- _What is needed_
Take down each entry exactly as written.
[Start of Material shown]
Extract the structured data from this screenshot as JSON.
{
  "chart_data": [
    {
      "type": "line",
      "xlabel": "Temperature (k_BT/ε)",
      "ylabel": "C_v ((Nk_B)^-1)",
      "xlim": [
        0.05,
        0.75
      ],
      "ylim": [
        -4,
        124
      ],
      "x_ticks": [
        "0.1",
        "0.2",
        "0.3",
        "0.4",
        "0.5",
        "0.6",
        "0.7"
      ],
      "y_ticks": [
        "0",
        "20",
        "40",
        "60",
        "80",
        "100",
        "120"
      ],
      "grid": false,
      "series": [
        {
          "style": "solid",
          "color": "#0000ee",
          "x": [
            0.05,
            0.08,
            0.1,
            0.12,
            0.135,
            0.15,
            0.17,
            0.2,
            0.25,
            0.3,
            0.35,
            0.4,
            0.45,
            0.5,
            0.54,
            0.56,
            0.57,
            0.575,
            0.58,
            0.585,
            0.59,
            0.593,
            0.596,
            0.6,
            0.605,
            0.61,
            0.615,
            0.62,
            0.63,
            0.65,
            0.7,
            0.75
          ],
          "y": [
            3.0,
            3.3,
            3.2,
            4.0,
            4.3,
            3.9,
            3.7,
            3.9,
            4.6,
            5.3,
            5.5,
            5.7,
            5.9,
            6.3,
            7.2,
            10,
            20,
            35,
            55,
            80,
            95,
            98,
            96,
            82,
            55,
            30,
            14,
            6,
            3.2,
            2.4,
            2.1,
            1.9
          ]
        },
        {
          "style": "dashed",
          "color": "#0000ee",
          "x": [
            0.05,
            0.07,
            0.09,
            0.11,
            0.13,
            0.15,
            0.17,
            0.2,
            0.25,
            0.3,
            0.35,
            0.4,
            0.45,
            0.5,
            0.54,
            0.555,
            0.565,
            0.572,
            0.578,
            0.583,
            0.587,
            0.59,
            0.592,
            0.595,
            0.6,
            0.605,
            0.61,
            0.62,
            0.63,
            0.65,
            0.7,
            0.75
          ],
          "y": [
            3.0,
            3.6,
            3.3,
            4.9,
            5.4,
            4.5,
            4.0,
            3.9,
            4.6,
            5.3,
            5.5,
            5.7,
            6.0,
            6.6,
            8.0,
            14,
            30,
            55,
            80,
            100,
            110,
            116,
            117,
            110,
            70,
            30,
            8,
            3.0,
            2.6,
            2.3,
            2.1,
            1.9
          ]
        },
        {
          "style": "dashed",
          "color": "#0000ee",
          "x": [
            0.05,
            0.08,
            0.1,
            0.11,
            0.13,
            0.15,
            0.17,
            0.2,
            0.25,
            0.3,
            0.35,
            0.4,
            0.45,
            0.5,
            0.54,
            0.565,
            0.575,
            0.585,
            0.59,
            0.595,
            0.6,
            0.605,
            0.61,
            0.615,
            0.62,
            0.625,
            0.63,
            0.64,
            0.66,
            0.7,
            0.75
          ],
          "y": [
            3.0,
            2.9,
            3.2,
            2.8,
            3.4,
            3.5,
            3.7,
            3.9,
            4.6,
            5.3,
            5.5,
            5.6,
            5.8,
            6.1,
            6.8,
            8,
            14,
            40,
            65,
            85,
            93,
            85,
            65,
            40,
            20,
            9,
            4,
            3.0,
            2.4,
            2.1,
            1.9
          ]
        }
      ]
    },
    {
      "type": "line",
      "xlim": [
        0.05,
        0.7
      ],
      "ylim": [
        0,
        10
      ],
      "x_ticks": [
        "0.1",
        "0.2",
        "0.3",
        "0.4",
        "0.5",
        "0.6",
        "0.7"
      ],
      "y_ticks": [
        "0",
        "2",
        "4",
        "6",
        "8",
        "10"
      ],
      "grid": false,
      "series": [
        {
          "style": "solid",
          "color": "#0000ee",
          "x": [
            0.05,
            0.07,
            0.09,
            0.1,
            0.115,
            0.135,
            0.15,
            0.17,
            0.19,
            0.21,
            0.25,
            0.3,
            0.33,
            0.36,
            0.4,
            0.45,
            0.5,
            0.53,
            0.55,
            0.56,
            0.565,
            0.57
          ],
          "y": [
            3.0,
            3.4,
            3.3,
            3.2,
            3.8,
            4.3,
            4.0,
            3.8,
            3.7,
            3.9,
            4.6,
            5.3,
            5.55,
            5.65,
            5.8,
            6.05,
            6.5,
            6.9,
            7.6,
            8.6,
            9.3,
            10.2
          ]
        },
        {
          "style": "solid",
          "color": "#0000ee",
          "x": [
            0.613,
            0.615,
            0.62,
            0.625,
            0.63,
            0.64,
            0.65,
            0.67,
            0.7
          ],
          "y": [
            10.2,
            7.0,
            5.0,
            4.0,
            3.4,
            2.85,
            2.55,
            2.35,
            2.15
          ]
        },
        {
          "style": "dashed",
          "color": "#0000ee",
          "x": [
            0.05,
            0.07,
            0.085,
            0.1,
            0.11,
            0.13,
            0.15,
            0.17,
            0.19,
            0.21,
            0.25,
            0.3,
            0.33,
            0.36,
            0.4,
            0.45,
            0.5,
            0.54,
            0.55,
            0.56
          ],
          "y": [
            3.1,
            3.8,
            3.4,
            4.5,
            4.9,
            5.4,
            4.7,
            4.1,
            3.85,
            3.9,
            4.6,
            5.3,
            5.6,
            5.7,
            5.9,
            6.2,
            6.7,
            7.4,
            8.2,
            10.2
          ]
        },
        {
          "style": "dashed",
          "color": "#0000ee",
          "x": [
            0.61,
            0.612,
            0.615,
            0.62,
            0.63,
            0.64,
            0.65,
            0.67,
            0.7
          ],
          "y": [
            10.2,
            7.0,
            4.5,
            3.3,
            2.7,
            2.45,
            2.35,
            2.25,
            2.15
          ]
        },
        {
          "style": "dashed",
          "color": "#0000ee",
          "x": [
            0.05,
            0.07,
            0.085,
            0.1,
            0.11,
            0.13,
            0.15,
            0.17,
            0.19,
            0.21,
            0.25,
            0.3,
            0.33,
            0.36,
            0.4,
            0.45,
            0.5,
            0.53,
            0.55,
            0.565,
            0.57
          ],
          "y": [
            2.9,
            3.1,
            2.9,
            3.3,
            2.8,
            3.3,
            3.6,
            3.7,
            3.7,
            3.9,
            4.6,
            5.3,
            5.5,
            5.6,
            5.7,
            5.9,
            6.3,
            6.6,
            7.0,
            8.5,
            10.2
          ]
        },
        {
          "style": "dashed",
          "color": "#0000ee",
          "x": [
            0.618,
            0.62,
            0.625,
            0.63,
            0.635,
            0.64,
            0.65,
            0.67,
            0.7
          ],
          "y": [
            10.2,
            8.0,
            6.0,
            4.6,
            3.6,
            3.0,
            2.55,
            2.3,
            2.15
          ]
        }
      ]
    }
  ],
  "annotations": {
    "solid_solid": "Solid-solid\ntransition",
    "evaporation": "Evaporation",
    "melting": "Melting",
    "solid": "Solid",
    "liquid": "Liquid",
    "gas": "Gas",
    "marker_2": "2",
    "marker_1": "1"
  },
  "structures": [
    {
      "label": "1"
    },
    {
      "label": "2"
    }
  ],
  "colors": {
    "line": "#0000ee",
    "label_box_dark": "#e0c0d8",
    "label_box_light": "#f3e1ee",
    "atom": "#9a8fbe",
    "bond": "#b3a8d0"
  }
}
[End of Material shown]
- _Answer_
Extract the structured data from this screenshot as JSON.
{
  "chart_data": [
    {
      "type": "line",
      "xlabel": "Temperature (k_BT/ε)",
      "ylabel": "C_v ((Nk_B)^-1)",
      "xlim": [
        0.05,
        0.75
      ],
      "ylim": [
        -4,
        124
      ],
      "x_ticks": [
        "0.1",
        "0.2",
        "0.3",
        "0.4",
        "0.5",
        "0.6",
        "0.7"
      ],
      "y_ticks": [
        "0",
        "20",
        "40",
        "60",
        "80",
        "100",
        "120"
      ],
      "grid": false,
      "series": [
        {
          "style": "solid",
          "color": "#0000ee",
          "x": [
            0.05,
            0.08,
            0.1,
            0.12,
            0.135,
            0.15,
            0.17,
            0.2,
            0.25,
            0.3,
            0.35,
            0.4,
            0.45,
            0.5,
            0.54,
            0.56,
            0.57,
            0.575,
            0.58,
            0.585,
            0.59,
            0.593,
            0.596,
            0.6,
            0.605,
            0.61,
            0.615,
            0.62,
            0.63,
            0.65,
            0.7,
            0.75
          ],
          "y": [
            3.0,
            3.3,
            3.2,
            4.0,
            4.3,
            3.9,
            3.7,
            3.9,
            4.6,
            5.3,
            5.5,
            5.7,
            5.9,
            6.3,
            7.2,
            10,
            20,
            35,
            55,
            80,
            95,
            98,
            96,
            82,
            55,
            30,
            14,
            6,
            3.2,
            2.4,
            2.1,
            1.9
          ]
        },
        {
          "style": "dashed",
          "color": "#0000ee",
          "x": [
            0.05,
            0.07,
            0.09,
            0.11,
            0.13,
            0.15,
            0.17,
            0.2,
            0.25,
            0.3,
            0.35,
            0.4,
            0.45,
            0.5,
            0.54,
            0.555,
            0.565,
            0.572,
            0.578,
            0.583,
            0.587,
            0.59,
            0.592,
            0.595,
            0.6,
            0.605,
            0.61,
            0.62,
            0.63,
            0.65,
            0.7,
            0.75
          ],
          "y": [
            3.0,
            3.6,
            3.3,
            4.9,
            5.4,
            4.5,
            4.0,
            3.9,
            4.6,
            5.3,
            5.5,
            5.7,
            6.0,
            6.6,
            8.0,
            14,
            30,
            55,
            80,
            100,
            110,
            116,
            117,
            110,
            70,
            30,
            8,
            3.0,
            2.6,
            2.3,
            2.1,
            1.9
          ]
        },
        {
          "style": "dashed",
          "color": "#0000ee",
          "x": [
            0.05,
            0.08,
            0.1,
            0.11,
            0.13,
            0.15,
            0.17,
            0.2,
            0.25,
            0.3,
            0.35,
            0.4,
            0.45,
            0.5,
            0.54,
            0.565,
            0.575,
            0.585,
            0.59,
            0.595,
            0.6,
            0.605,
            0.61,
            0.615,
            0.62,
            0.625,
            0.63,
            0.64,
            0.66,
            0.7,
            0.75
          ],
          "y": [
            3.0,
            2.9,
            3.2,
            2.8,
            3.4,
            3.5,
            3.7,
            3.9,
            4.6,
            5.3,
            5.5,
            5.6,
            5.8,
            6.1,
            6.8,
            8,
            14,
            40,
            65,
            85,
            93,
            85,
            65,
            40,
            20,
            9,
            4,
            3.0,
            2.4,
            2.1,
            1.9
          ]
        }
      ]
    },
    {
      "type": "line",
      "xlim": [
        0.05,
        0.7
      ],
      "ylim": [
        0,
        10
      ],
      "x_ticks": [
        "0.1",
        "0.2",
        "0.3",
        "0.4",
        "0.5",
        "0.6",
        "0.7"
      ],
      "y_ticks": [
        "0",
        "2",
        "4",
        "6",
        "8",
        "10"
      ],
      "grid": false,
      "series": [
        {
          "style": "solid",
          "color": "#0000ee",
          "x": [
            0.05,
            0.07,
            0.09,
            0.1,
            0.115,
            0.135,
            0.15,
            0.17,
            0.19,
            0.21,
            0.25,
            0.3,
            0.33,
            0.36,
            0.4,
            0.45,
            0.5,
            0.53,
            0.55,
            0.56,
            0.565,
            0.57
          ],
          "y": [
            3.0,
            3.4,
            3.3,
            3.2,
            3.8,
            4.3,
            4.0,
            3.8,
            3.7,
            3.9,
            4.6,
            5.3,
            5.55,
            5.65,
            5.8,
            6.05,
            6.5,
            6.9,
            7.6,
            8.6,
            9.3,
            10.2
          ]
        },
        {
          "style": "solid",
          "color": "#0000ee",
          "x": [
            0.613,
            0.615,
            0.62,
            0.625,
            0.63,
            0.64,
            0.65,
            0.67,
            0.7
          ],
          "y": [
            10.2,
            7.0,
            5.0,
            4.0,
            3.4,
            2.85,
            2.55,
            2.35,
            2.15
          ]
        },
        {
          "style": "dashed",
          "color": "#0000ee",
          "x": [
            0.05,
            0.07,
            0.085,
            0.1,
            0.11,
            0.13,
            0.15,
            0.17,
            0.19,
            0.21,
            0.25,
            0.3,
            0.33,
            0.36,
            0.4,
            0.45,
            0.5,
            0.54,
            0.55,
            0.56
          ],
          "y": [
            3.1,
            3.8,
            3.4,
            4.5,
            4.9,
            5.4,
            4.7,
            4.1,
            3.85,
            3.9,
            4.6,
            5.3,
            5.6,
            5.7,
            5.9,
            6.2,
            6.7,
            7.4,
            8.2,
            10.2
          ]
        },
        {
          "style": "dashed",
          "color": "#0000ee",
          "x": [
            0.61,
            0.612,
            0.615,
            0.62,
            0.63,
            0.64,
            0.65,
            0.67,
            0.7
          ],
          "y": [
            10.2,
            7.0,
            4.5,
            3.3,
            2.7,
            2.45,
            2.35,
            2.25,
            2.15
          ]
        },
        {
          "style": "dashed",
          "color": "#0000ee",
          "x": [
            0.05,
            0.07,
            0.085,
            0.1,
            0.11,
            0.13,
            0.15,
            0.17,
            0.19,
            0.21,
            0.25,
            0.3,
            0.33,
            0.36,
            0.4,
            0.45,
            0.5,
            0.53,
            0.55,
            0.565,
            0.57
          ],
          "y": [
            2.9,
            3.1,
            2.9,
            3.3,
            2.8,
            3.3,
            3.6,
            3.7,
            3.7,
            3.9,
            4.6,
            5.3,
            5.5,
            5.6,
            5.7,
            5.9,
            6.3,
            6.6,
            7.0,
            8.5,
            10.2
          ]
        },
        {
          "style": "dashed",
          "color": "#0000ee",
          "x": [
            0.618,
            0.62,
            0.625,
            0.63,
            0.635,
            0.64,
            0.65,
            0.67,
            0.7
          ],
          "y": [
            10.2,
            8.0,
            6.0,
            4.6,
            3.6,
            3.0,
            2.55,
            2.3,
            2.15
          ]
        }
      ]
    }
  ],
  "annotations": {
    "solid_solid": "Solid-solid\ntransition",
    "evaporation": "Evaporation",
    "melting": "Melting",
    "solid": "Solid",
    "liquid": "Liquid",
    "gas": "Gas",
    "marker_2": "2",
    "marker_1": "1"
  },
  "structures": [
    {
      "label": "1"
    },
    {
      "label": "2"
    }
  ],
  "colors": {
    "line": "#0000ee",
    "label_box_dark": "#e0c0d8",
    "label_box_light": "#f3e1ee",
    "atom": "#9a8fbe",
    "bond": "#b3a8d0"
  }
}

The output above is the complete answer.